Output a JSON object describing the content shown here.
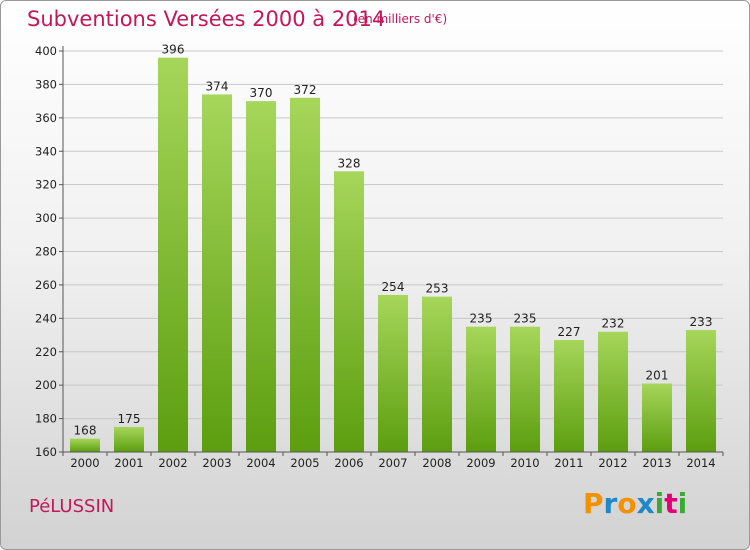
{
  "title": "Subventions Versées 2000 à 2014",
  "subtitle": "(en milliers d'€)",
  "commune": "PéLUSSIN",
  "logo": {
    "letters": [
      "P",
      "r",
      "o",
      "x",
      "i",
      "t",
      "i"
    ],
    "colors": [
      "#f39200",
      "#1e88c8",
      "#f39200",
      "#1e88c8",
      "#3aaa35",
      "#e2007a",
      "#3aaa35"
    ]
  },
  "colors": {
    "bar_light": "#a6d65a",
    "bar_dark": "#5c9e10",
    "title": "#c2185b",
    "grid": "#c8c8c8",
    "axis": "#555555"
  },
  "chart_data": {
    "type": "bar",
    "categories": [
      "2000",
      "2001",
      "2002",
      "2003",
      "2004",
      "2005",
      "2006",
      "2007",
      "2008",
      "2009",
      "2010",
      "2011",
      "2012",
      "2013",
      "2014"
    ],
    "values": [
      168,
      175,
      396,
      374,
      370,
      372,
      328,
      254,
      253,
      235,
      235,
      227,
      232,
      201,
      233
    ],
    "ylim": [
      160,
      400
    ],
    "yticks": [
      160,
      180,
      200,
      220,
      240,
      260,
      280,
      300,
      320,
      340,
      360,
      380,
      400
    ],
    "grid": true,
    "data_labels": true
  }
}
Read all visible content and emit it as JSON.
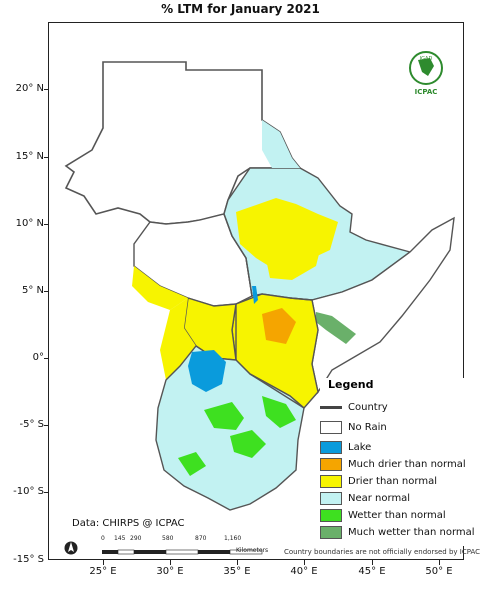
{
  "title": "% LTM  for   January 2021",
  "latitude_labels": [
    "20° N",
    "15° N",
    "10° N",
    "5° N",
    "0°",
    "-5° S",
    "-10° S",
    "-15° S"
  ],
  "longitude_labels": [
    "25° E",
    "30° E",
    "35° E",
    "40° E",
    "45° E",
    "50° E"
  ],
  "legend": {
    "title": "Legend",
    "items": [
      {
        "label": "Country",
        "kind": "line",
        "color": "#444444"
      },
      {
        "label": "No Rain",
        "kind": "box",
        "color": "#ffffff"
      },
      {
        "label": "Lake",
        "kind": "box",
        "color": "#0a9bdc"
      },
      {
        "label": "Much drier than normal",
        "kind": "box",
        "color": "#f5a500"
      },
      {
        "label": "Drier than normal",
        "kind": "box",
        "color": "#f7f400"
      },
      {
        "label": "Near normal",
        "kind": "box",
        "color": "#c2f2f2"
      },
      {
        "label": "Wetter than normal",
        "kind": "box",
        "color": "#3ee020"
      },
      {
        "label": "Much wetter than normal",
        "kind": "box",
        "color": "#6ab06a"
      }
    ]
  },
  "source": "Data: CHIRPS @ ICPAC",
  "disclaimer": "Country boundaries are not officially endorsed by ICPAC",
  "scale": {
    "labels": [
      "0",
      "145",
      "290",
      "580",
      "870",
      "1,160"
    ],
    "unit": "Kilometers"
  },
  "logo": {
    "top_text": "IGAD",
    "bottom_text": "ICPAC"
  },
  "north_arrow": "north-arrow-icon"
}
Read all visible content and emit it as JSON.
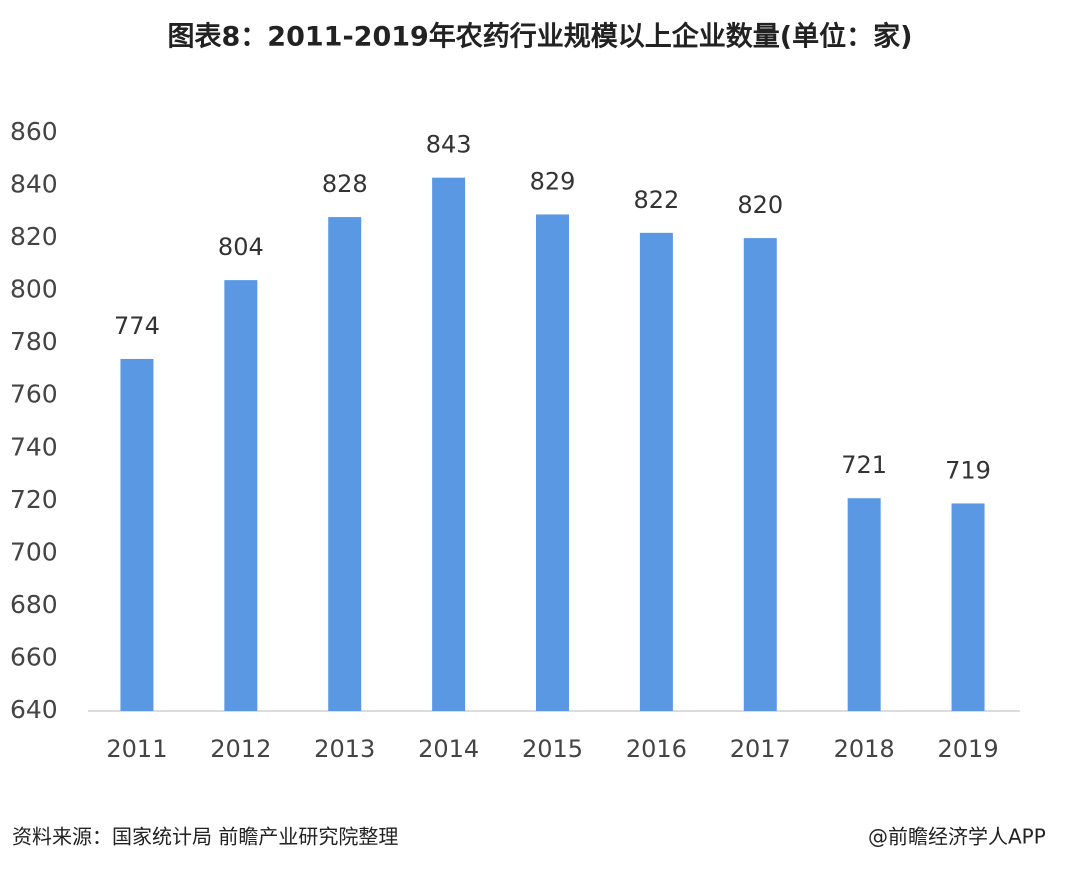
{
  "chart_data": {
    "type": "bar",
    "title": "图表8：2011-2019年农药行业规模以上企业数量(单位：家)",
    "categories": [
      "2011",
      "2012",
      "2013",
      "2014",
      "2015",
      "2016",
      "2017",
      "2018",
      "2019"
    ],
    "values": [
      774,
      804,
      828,
      843,
      829,
      822,
      820,
      721,
      719
    ],
    "color": "#5b98e4",
    "ylim": [
      640,
      860
    ],
    "yticks": [
      640,
      660,
      680,
      700,
      720,
      740,
      760,
      780,
      800,
      820,
      840,
      860
    ],
    "grid": false,
    "source": "资料来源：国家统计局 前瞻产业研究院整理",
    "credit": "@前瞻经济学人APP"
  }
}
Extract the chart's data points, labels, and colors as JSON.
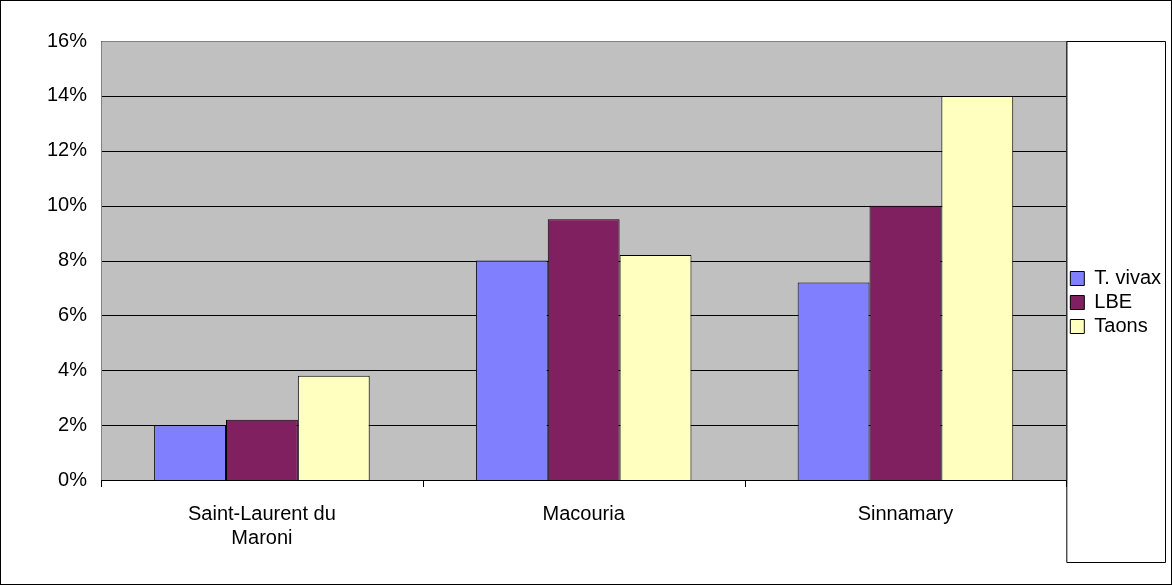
{
  "chart_data": {
    "type": "bar",
    "categories": [
      "Saint-Laurent du Maroni",
      "Macouria",
      "Sinnamary"
    ],
    "series": [
      {
        "name": "T. vivax",
        "color": "#8080ff",
        "values": [
          2,
          8,
          7.2
        ]
      },
      {
        "name": "LBE",
        "color": "#802060",
        "values": [
          2.2,
          9.5,
          10
        ]
      },
      {
        "name": "Taons",
        "color": "#ffffc0",
        "values": [
          3.8,
          8.2,
          14
        ]
      }
    ],
    "ylim": [
      0,
      16
    ],
    "yticks": [
      {
        "value": 0,
        "label": "0%"
      },
      {
        "value": 2,
        "label": "2%"
      },
      {
        "value": 4,
        "label": "4%"
      },
      {
        "value": 6,
        "label": "6%"
      },
      {
        "value": 8,
        "label": "8%"
      },
      {
        "value": 10,
        "label": "10%"
      },
      {
        "value": 12,
        "label": "12%"
      },
      {
        "value": 14,
        "label": "14%"
      },
      {
        "value": 16,
        "label": "16%"
      }
    ],
    "grid": "y",
    "legend": "right"
  }
}
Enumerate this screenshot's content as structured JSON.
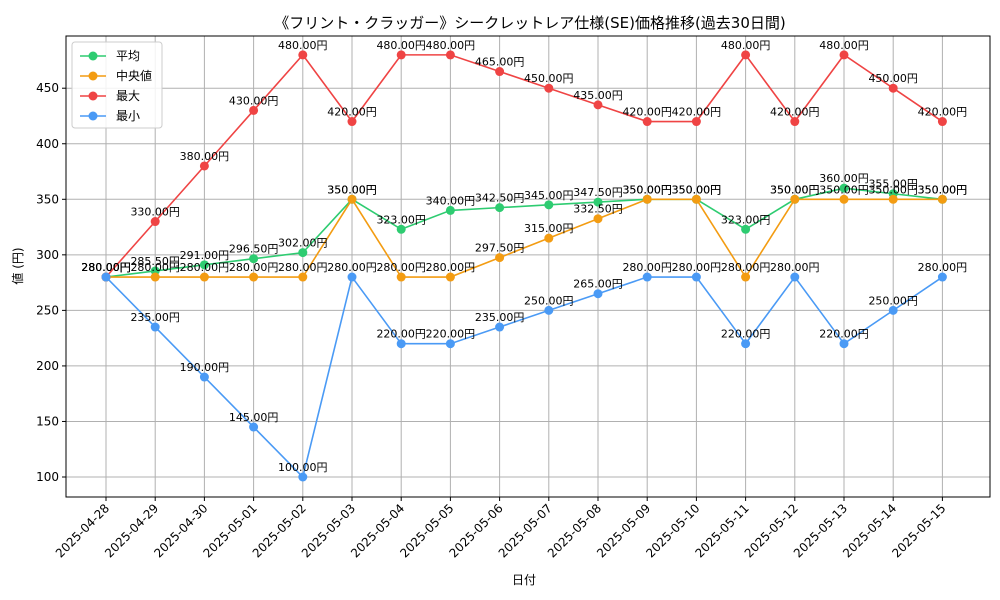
{
  "chart_data": {
    "type": "line",
    "title": "《フリント・クラッガー》シークレットレア仕様(SE)価格推移(過去30日間)",
    "xlabel": "日付",
    "ylabel": "値 (円)",
    "ylim": [
      82,
      497
    ],
    "yticks": [
      100,
      150,
      200,
      250,
      300,
      350,
      400,
      450
    ],
    "grid": true,
    "legend_position": "top-left",
    "label_suffix": "円",
    "categories": [
      "2025-04-28",
      "2025-04-29",
      "2025-04-30",
      "2025-05-01",
      "2025-05-02",
      "2025-05-03",
      "2025-05-04",
      "2025-05-05",
      "2025-05-06",
      "2025-05-07",
      "2025-05-08",
      "2025-05-09",
      "2025-05-10",
      "2025-05-11",
      "2025-05-12",
      "2025-05-13",
      "2025-05-14",
      "2025-05-15"
    ],
    "series": [
      {
        "name": "平均",
        "color": "#2ecc71",
        "values": [
          280,
          285.5,
          291,
          296.5,
          302,
          350,
          323,
          340,
          342.5,
          345,
          347.5,
          350,
          350,
          323,
          350,
          360,
          355,
          350
        ]
      },
      {
        "name": "中央値",
        "color": "#f39c12",
        "values": [
          280,
          280,
          280,
          280,
          280,
          350,
          280,
          280,
          297.5,
          315,
          332.5,
          350,
          350,
          280,
          350,
          350,
          350,
          350
        ]
      },
      {
        "name": "最大",
        "color": "#ef4444",
        "values": [
          280,
          330,
          380,
          430,
          480,
          420,
          480,
          480,
          465,
          450,
          435,
          420,
          420,
          480,
          420,
          480,
          450,
          420
        ]
      },
      {
        "name": "最小",
        "color": "#4a9af5",
        "values": [
          280,
          235,
          190,
          145,
          100,
          280,
          220,
          220,
          235,
          250,
          265,
          280,
          280,
          220,
          280,
          220,
          250,
          280
        ]
      }
    ]
  }
}
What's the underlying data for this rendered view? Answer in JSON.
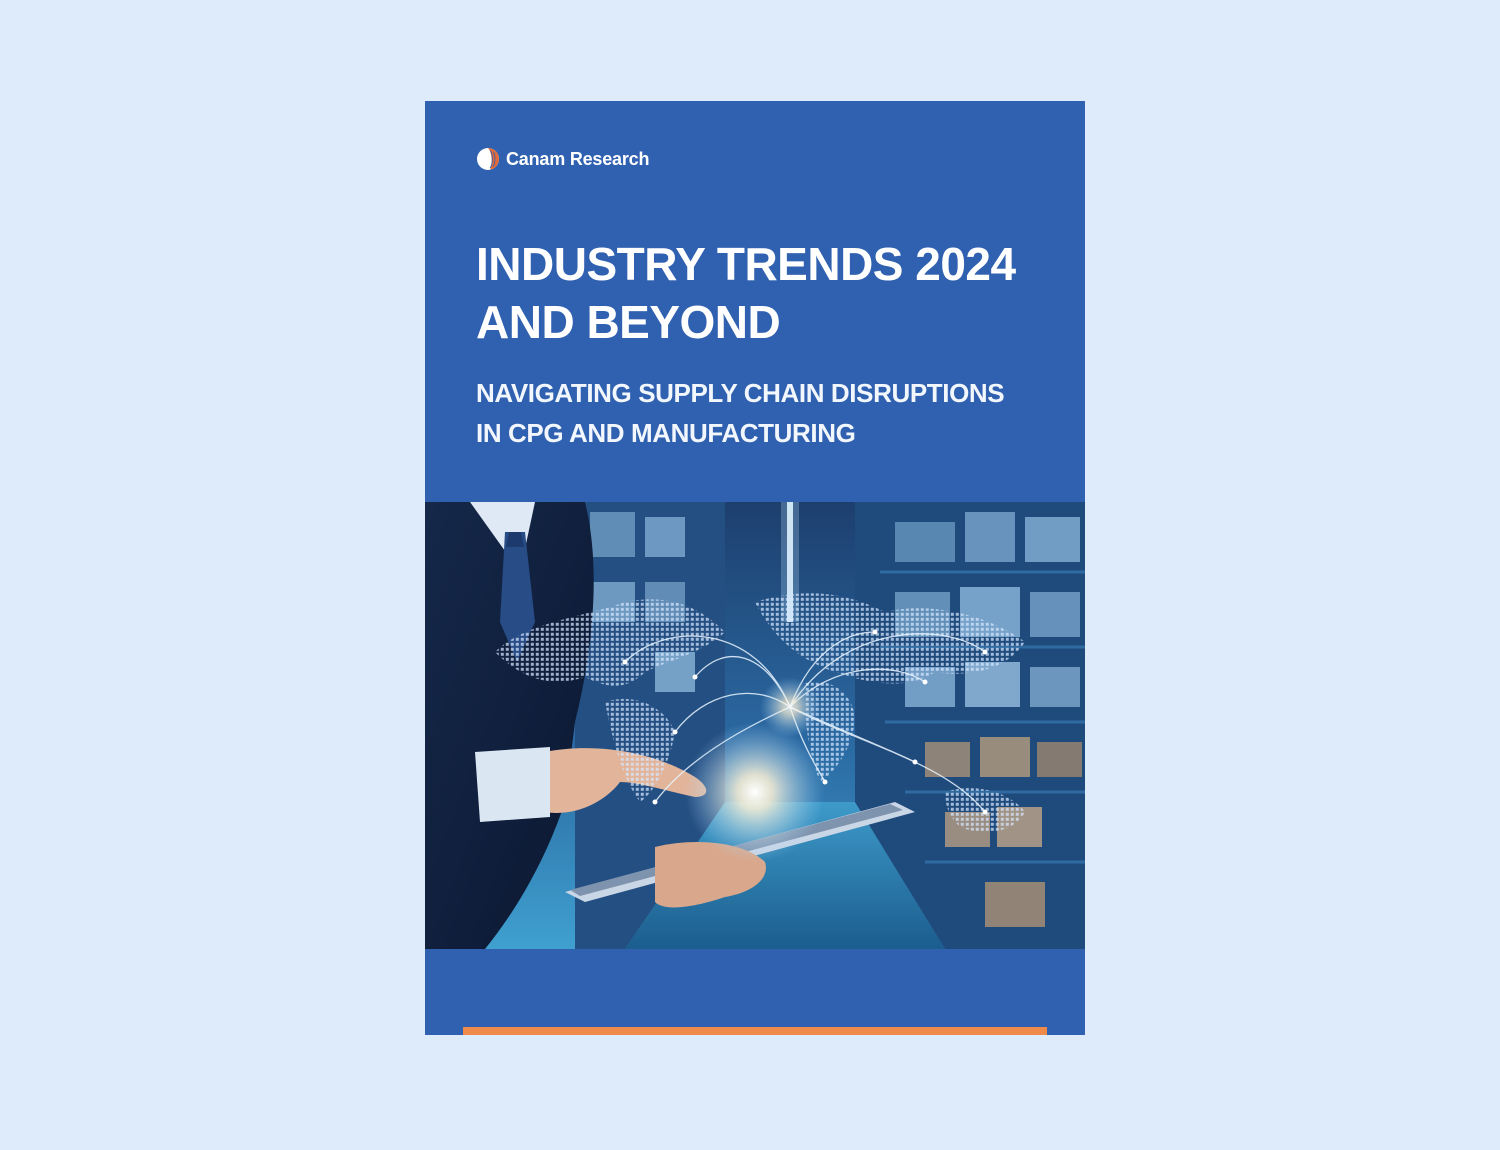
{
  "cover": {
    "brand": {
      "logo_icon": "canam-logo-icon",
      "name": "Canam Research"
    },
    "title_line1": "INDUSTRY TRENDS 2024",
    "title_line2": "AND BEYOND",
    "subtitle_line1": "NAVIGATING SUPPLY CHAIN DISRUPTIONS",
    "subtitle_line2": "IN CPG AND MANUFACTURING",
    "hero_image": "warehouse-businessman-tablet-world-map-photo"
  },
  "colors": {
    "page_background": "#deebfb",
    "cover_background": "#3061b0",
    "text": "#ffffff",
    "accent": "#f08a4b"
  }
}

Written exercise
Repeat all the data as it stands, dropping any images it holds.

Task response
Output a JSON object describing the content shown here.
{
  "title": "Subventions Versées 2000 à 2014",
  "subtitle": "(en milliers d'€)",
  "commune": "PéLUSSIN",
  "logo": {
    "letters": [
      "P",
      "r",
      "o",
      "x",
      "i",
      "t",
      "i"
    ],
    "colors": [
      "#f39200",
      "#1e88c8",
      "#f39200",
      "#1e88c8",
      "#3aaa35",
      "#e2007a",
      "#3aaa35"
    ]
  },
  "colors": {
    "bar_light": "#a6d65a",
    "bar_dark": "#5c9e10",
    "title": "#c2185b",
    "grid": "#c8c8c8",
    "axis": "#555555"
  },
  "chart_data": {
    "type": "bar",
    "categories": [
      "2000",
      "2001",
      "2002",
      "2003",
      "2004",
      "2005",
      "2006",
      "2007",
      "2008",
      "2009",
      "2010",
      "2011",
      "2012",
      "2013",
      "2014"
    ],
    "values": [
      168,
      175,
      396,
      374,
      370,
      372,
      328,
      254,
      253,
      235,
      235,
      227,
      232,
      201,
      233
    ],
    "ylim": [
      160,
      400
    ],
    "yticks": [
      160,
      180,
      200,
      220,
      240,
      260,
      280,
      300,
      320,
      340,
      360,
      380,
      400
    ],
    "grid": true,
    "data_labels": true
  }
}
Read all visible content and emit it as JSON.
{
  "title": "% LTM  for   January 2021",
  "latitude_labels": [
    "20° N",
    "15° N",
    "10° N",
    "5° N",
    "0°",
    "-5° S",
    "-10° S",
    "-15° S"
  ],
  "longitude_labels": [
    "25° E",
    "30° E",
    "35° E",
    "40° E",
    "45° E",
    "50° E"
  ],
  "legend": {
    "title": "Legend",
    "items": [
      {
        "label": "Country",
        "kind": "line",
        "color": "#444444"
      },
      {
        "label": "No Rain",
        "kind": "box",
        "color": "#ffffff"
      },
      {
        "label": "Lake",
        "kind": "box",
        "color": "#0a9bdc"
      },
      {
        "label": "Much drier than normal",
        "kind": "box",
        "color": "#f5a500"
      },
      {
        "label": "Drier than normal",
        "kind": "box",
        "color": "#f7f400"
      },
      {
        "label": "Near normal",
        "kind": "box",
        "color": "#c2f2f2"
      },
      {
        "label": "Wetter than normal",
        "kind": "box",
        "color": "#3ee020"
      },
      {
        "label": "Much wetter than normal",
        "kind": "box",
        "color": "#6ab06a"
      }
    ]
  },
  "source": "Data: CHIRPS @ ICPAC",
  "disclaimer": "Country boundaries are not officially endorsed by ICPAC",
  "scale": {
    "labels": [
      "0",
      "145",
      "290",
      "580",
      "870",
      "1,160"
    ],
    "unit": "Kilometers"
  },
  "logo": {
    "top_text": "IGAD",
    "bottom_text": "ICPAC"
  },
  "north_arrow": "north-arrow-icon"
}
Read all visible content and emit it as JSON.
{
  "chart_data": {
    "type": "bar",
    "title": "图表8：2011-2019年农药行业规模以上企业数量(单位：家)",
    "categories": [
      "2011",
      "2012",
      "2013",
      "2014",
      "2015",
      "2016",
      "2017",
      "2018",
      "2019"
    ],
    "values": [
      774,
      804,
      828,
      843,
      829,
      822,
      820,
      721,
      719
    ],
    "color": "#5b98e4",
    "ylim": [
      640,
      860
    ],
    "yticks": [
      640,
      660,
      680,
      700,
      720,
      740,
      760,
      780,
      800,
      820,
      840,
      860
    ],
    "grid": false,
    "source": "资料来源：国家统计局 前瞻产业研究院整理",
    "credit": "@前瞻经济学人APP"
  }
}
Extract the chart's data points, labels, and colors as JSON.
{
  "chart_data": {
    "type": "bar",
    "categories": [
      "Saint-Laurent du Maroni",
      "Macouria",
      "Sinnamary"
    ],
    "series": [
      {
        "name": "T. vivax",
        "color": "#8080ff",
        "values": [
          2,
          8,
          7.2
        ]
      },
      {
        "name": "LBE",
        "color": "#802060",
        "values": [
          2.2,
          9.5,
          10
        ]
      },
      {
        "name": "Taons",
        "color": "#ffffc0",
        "values": [
          3.8,
          8.2,
          14
        ]
      }
    ],
    "ylim": [
      0,
      16
    ],
    "yticks": [
      {
        "value": 0,
        "label": "0%"
      },
      {
        "value": 2,
        "label": "2%"
      },
      {
        "value": 4,
        "label": "4%"
      },
      {
        "value": 6,
        "label": "6%"
      },
      {
        "value": 8,
        "label": "8%"
      },
      {
        "value": 10,
        "label": "10%"
      },
      {
        "value": 12,
        "label": "12%"
      },
      {
        "value": 14,
        "label": "14%"
      },
      {
        "value": 16,
        "label": "16%"
      }
    ],
    "grid": "y",
    "legend": "right"
  }
}
Enumerate this screenshot's content as structured JSON.
{
  "chart_data": {
    "type": "line",
    "title": "《フリント・クラッガー》シークレットレア仕様(SE)価格推移(過去30日間)",
    "xlabel": "日付",
    "ylabel": "値 (円)",
    "ylim": [
      82,
      497
    ],
    "yticks": [
      100,
      150,
      200,
      250,
      300,
      350,
      400,
      450
    ],
    "grid": true,
    "legend_position": "top-left",
    "label_suffix": "円",
    "categories": [
      "2025-04-28",
      "2025-04-29",
      "2025-04-30",
      "2025-05-01",
      "2025-05-02",
      "2025-05-03",
      "2025-05-04",
      "2025-05-05",
      "2025-05-06",
      "2025-05-07",
      "2025-05-08",
      "2025-05-09",
      "2025-05-10",
      "2025-05-11",
      "2025-05-12",
      "2025-05-13",
      "2025-05-14",
      "2025-05-15"
    ],
    "series": [
      {
        "name": "平均",
        "color": "#2ecc71",
        "values": [
          280,
          285.5,
          291,
          296.5,
          302,
          350,
          323,
          340,
          342.5,
          345,
          347.5,
          350,
          350,
          323,
          350,
          360,
          355,
          350
        ]
      },
      {
        "name": "中央値",
        "color": "#f39c12",
        "values": [
          280,
          280,
          280,
          280,
          280,
          350,
          280,
          280,
          297.5,
          315,
          332.5,
          350,
          350,
          280,
          350,
          350,
          350,
          350
        ]
      },
      {
        "name": "最大",
        "color": "#ef4444",
        "values": [
          280,
          330,
          380,
          430,
          480,
          420,
          480,
          480,
          465,
          450,
          435,
          420,
          420,
          480,
          420,
          480,
          450,
          420
        ]
      },
      {
        "name": "最小",
        "color": "#4a9af5",
        "values": [
          280,
          235,
          190,
          145,
          100,
          280,
          220,
          220,
          235,
          250,
          265,
          280,
          280,
          220,
          280,
          220,
          250,
          280
        ]
      }
    ]
  }
}
What's the underlying data for this rendered view? Answer in JSON.
{
  "cover": {
    "brand": {
      "logo_icon": "canam-logo-icon",
      "name": "Canam Research"
    },
    "title_line1": "INDUSTRY TRENDS 2024",
    "title_line2": "AND BEYOND",
    "subtitle_line1": "NAVIGATING SUPPLY CHAIN DISRUPTIONS",
    "subtitle_line2": "IN CPG AND MANUFACTURING",
    "hero_image": "warehouse-businessman-tablet-world-map-photo"
  },
  "colors": {
    "page_background": "#deebfb",
    "cover_background": "#3061b0",
    "text": "#ffffff",
    "accent": "#f08a4b"
  }
}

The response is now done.